INSTRUCTION:
Reproduce all records exactly.

++++++++++++++++++++

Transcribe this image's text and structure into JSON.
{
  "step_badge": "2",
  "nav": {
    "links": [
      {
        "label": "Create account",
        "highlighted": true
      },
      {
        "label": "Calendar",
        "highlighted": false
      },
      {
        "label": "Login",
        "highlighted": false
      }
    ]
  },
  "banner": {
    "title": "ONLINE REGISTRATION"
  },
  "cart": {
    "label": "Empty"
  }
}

++++++++++++++++++++

SOLUTION TO THIS TASK:
Transcribe this image's text and structure into JSON.
{
  "step_badge": "2",
  "nav": {
    "links": [
      {
        "label": "Create account",
        "highlighted": true
      },
      {
        "label": "Calendar",
        "highlighted": false
      },
      {
        "label": "Login",
        "highlighted": false
      }
    ]
  },
  "banner": {
    "title": "ONLINE REGISTRATION"
  },
  "cart": {
    "label": "Empty"
  }
}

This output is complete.